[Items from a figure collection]
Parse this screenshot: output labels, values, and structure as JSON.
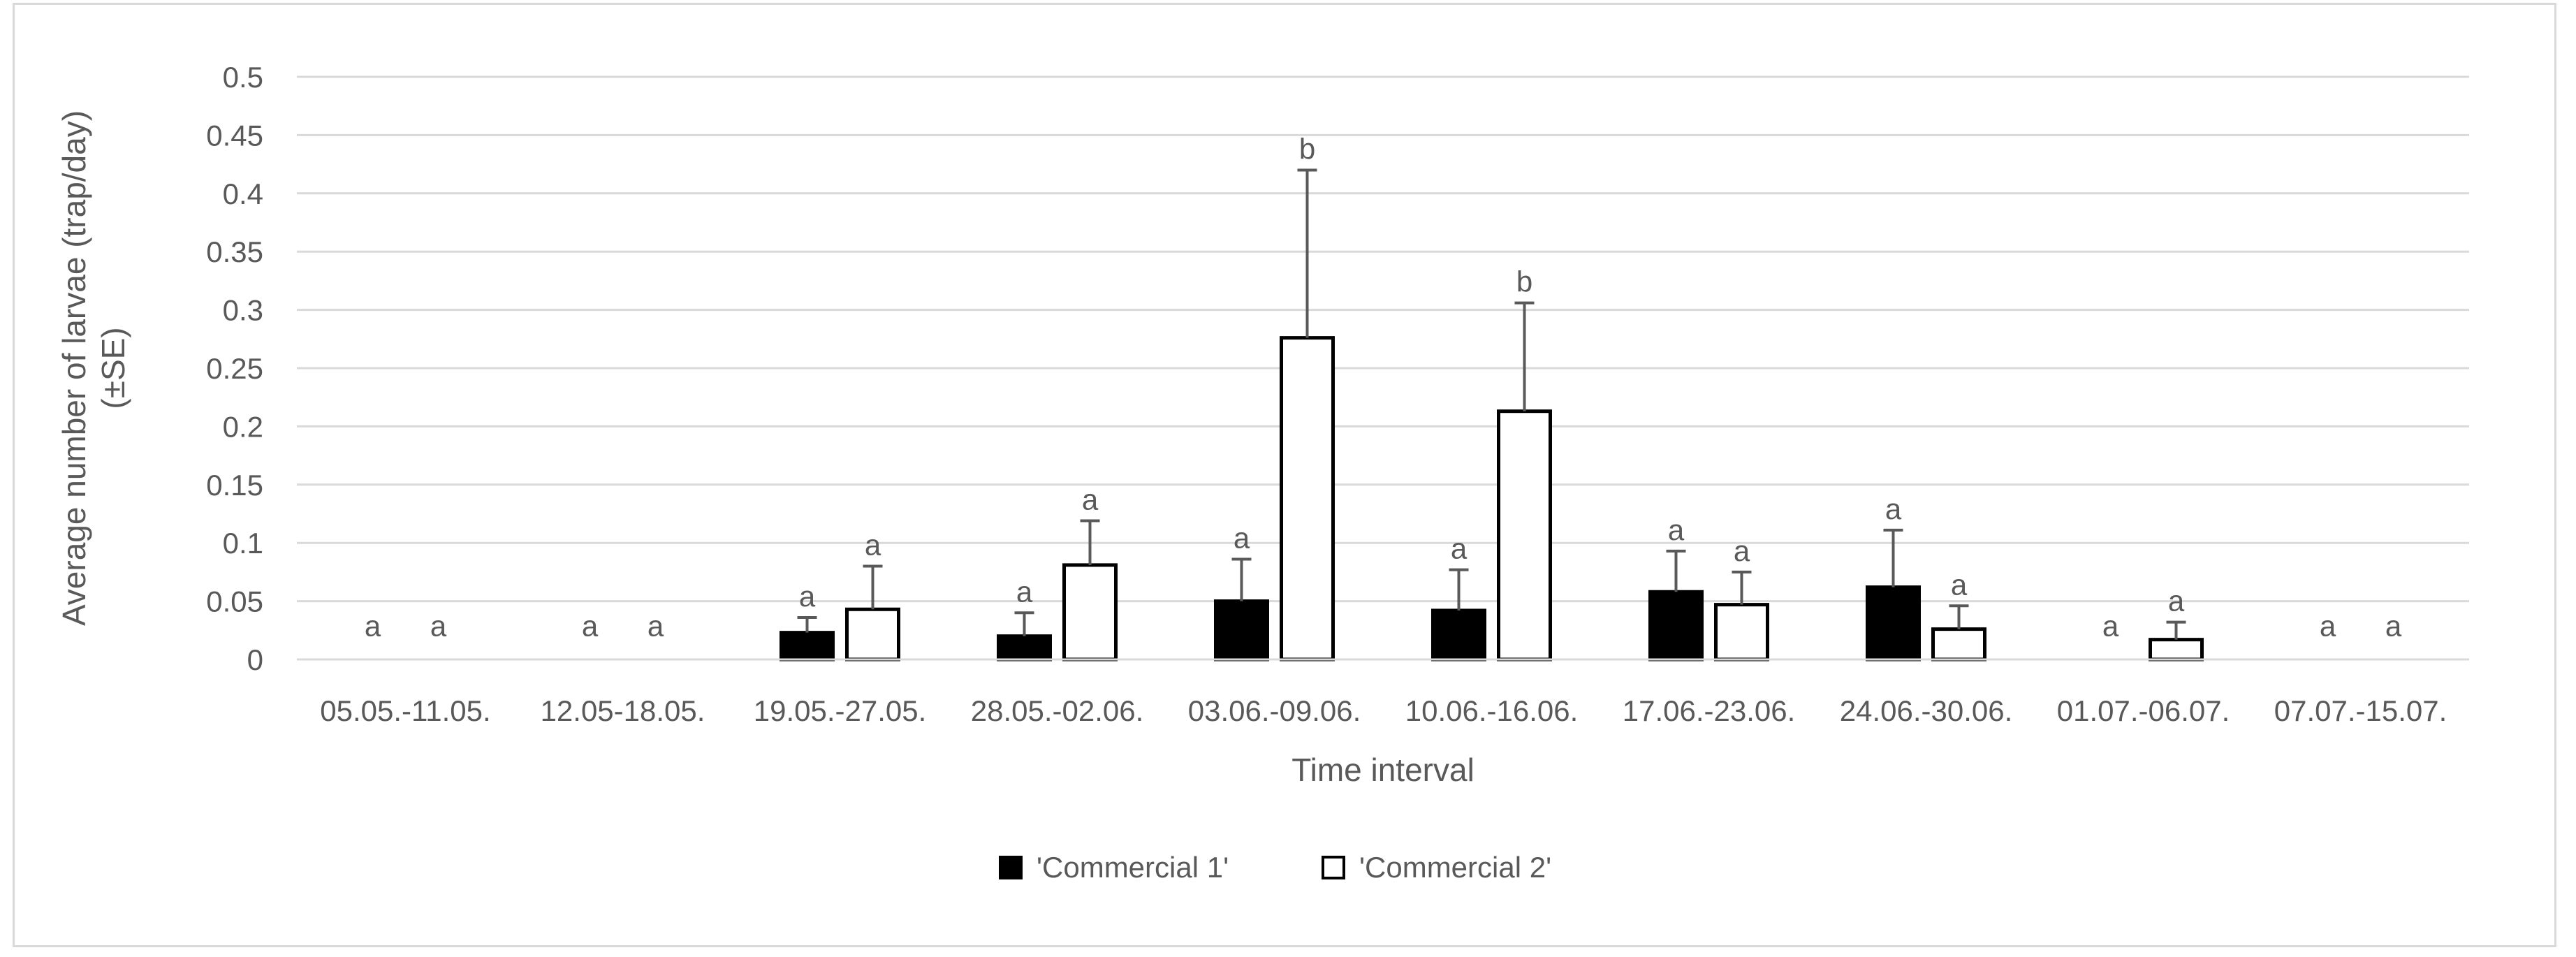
{
  "chart_data": {
    "type": "bar",
    "title": "",
    "xlabel": "Time interval",
    "ylabel_lines": [
      "Average number of larvae (trap/day)",
      "(±SE)"
    ],
    "ylim": [
      0,
      0.5
    ],
    "yticks": [
      "0",
      "0.05",
      "0.1",
      "0.15",
      "0.2",
      "0.25",
      "0.3",
      "0.35",
      "0.4",
      "0.45",
      "0.5"
    ],
    "ytick_values": [
      0,
      0.05,
      0.1,
      0.15,
      0.2,
      0.25,
      0.3,
      0.35,
      0.4,
      0.45,
      0.5
    ],
    "grid": true,
    "legend_position": "bottom",
    "categories": [
      "05.05.-11.05.",
      "12.05-18.05.",
      "19.05.-27.05.",
      "28.05.-02.06.",
      "03.06.-09.06.",
      "10.06.-16.06.",
      "17.06.-23.06.",
      "24.06.-30.06.",
      "01.07.-06.07.",
      "07.07.-15.07."
    ],
    "series": [
      {
        "name": "'Commercial 1'",
        "fill": "#000000",
        "values": [
          0,
          0,
          0.023,
          0.02,
          0.05,
          0.042,
          0.058,
          0.062,
          0,
          0
        ],
        "errors": [
          0,
          0,
          0.013,
          0.02,
          0.036,
          0.035,
          0.035,
          0.049,
          0,
          0
        ],
        "labels": [
          "a",
          "a",
          "a",
          "a",
          "a",
          "a",
          "a",
          "a",
          "a",
          "a"
        ]
      },
      {
        "name": "'Commercial 2'",
        "fill": "#ffffff",
        "values": [
          0,
          0,
          0.043,
          0.081,
          0.276,
          0.213,
          0.047,
          0.026,
          0.017,
          0
        ],
        "errors": [
          0,
          0,
          0.037,
          0.038,
          0.144,
          0.093,
          0.028,
          0.02,
          0.015,
          0
        ],
        "labels": [
          "a",
          "a",
          "a",
          "a",
          "b",
          "b",
          "a",
          "a",
          "a",
          "a"
        ]
      }
    ]
  }
}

**Required task:** Determine how many lines of the entries above carry the string "name", and give that number alone.

**Output for this exercise:** 2